A tool to fetch the main content of a webpage and convert it to Markdown or plain text.

These details have not been verified by PyPI

Project links

Homepage

License
- OSI Approved :: MIT License
Operating System
- OS Independent
Programming Language
- Python :: 3

Project description

webclip

webclip is a powerful Python tool to fetch, extract, and convert the main content of webpages into clean, readable Markdown or plain text. It intelligently removes clutter like ads, headers, and navigation bars, letting you focus on the article's core content.

It can be used as a command-line application for quick conversions, batch processing, or as a library in your own Python projects.

Features

Smart Content Extraction: Uses readability to identify and extract the primary article or content from any URL
Dual Output Formats: Converts cleaned HTML to either rich Markdown or customizable plain text
Batch Processing: Process multiple URLs from files or stdin for automation
Robust Network Handling: Built-in retry logic with exponential backoff for unreliable connections
Flexible Text Options: Fine-tune output by removing links, images, emphasis, tables, or lists
Metadata Extraction: Optionally include page titles, status codes, and content information
Multiple Input Methods: Single URLs, file lists, or piped input from other commands
Library Integration: Clean API for use in your own Python projects

Installation

To install webclip, you can clone the repository and install it using pip:

# Clone the repository
git clone https://github.com/your-username/webclip.git
cd webclip

# Install the package in editable mode
# (Your changes to the source code will be reflected immediately)
pip install -e .

This will install the package and its dependencies, and make the webclip command available in your terminal.

Dependencies

requests
readability-lxml
html2text

Command-Line Usage

Basic Examples

Get plain text content:

webclip "https://en.wikipedia.org/wiki/Python_(programming_language)"

_Problem_:
From the webclip project page, write out word for word the part that opens with the words "# Install the" and closes with "in your terminal.".

_Collected material_:
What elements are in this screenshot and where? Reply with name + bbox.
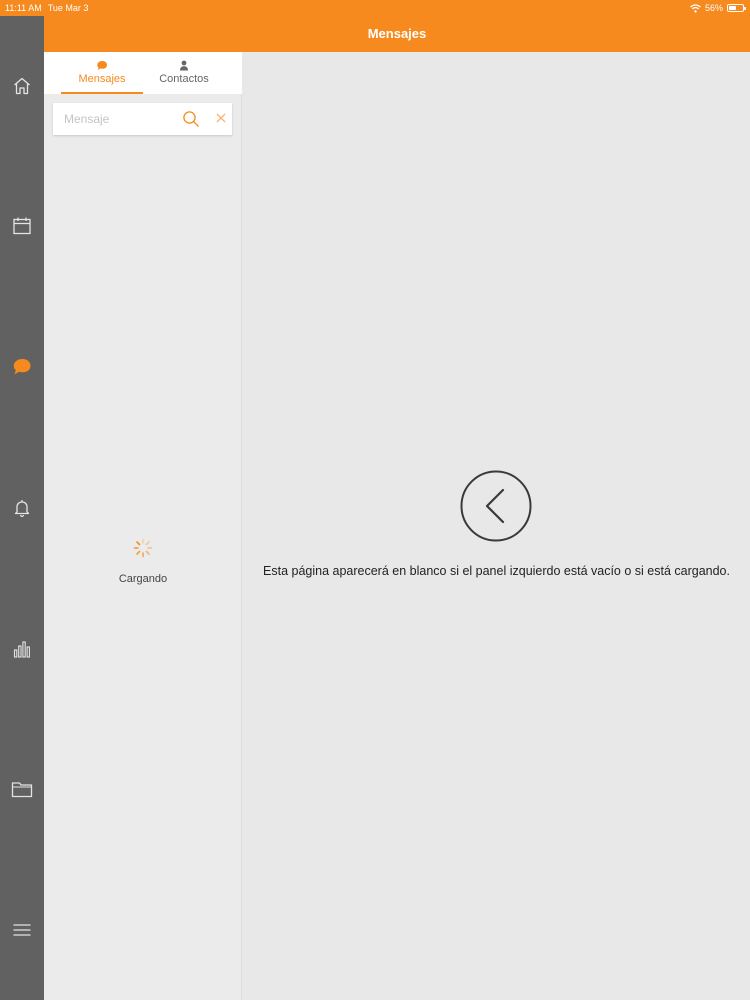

_Output for this task_:
# Install the package in editable mode
# (Your changes to the source code will be reflected immediately)
pip install -e .

This will install the package and its dependencies, and make the webclip command available in your terminal.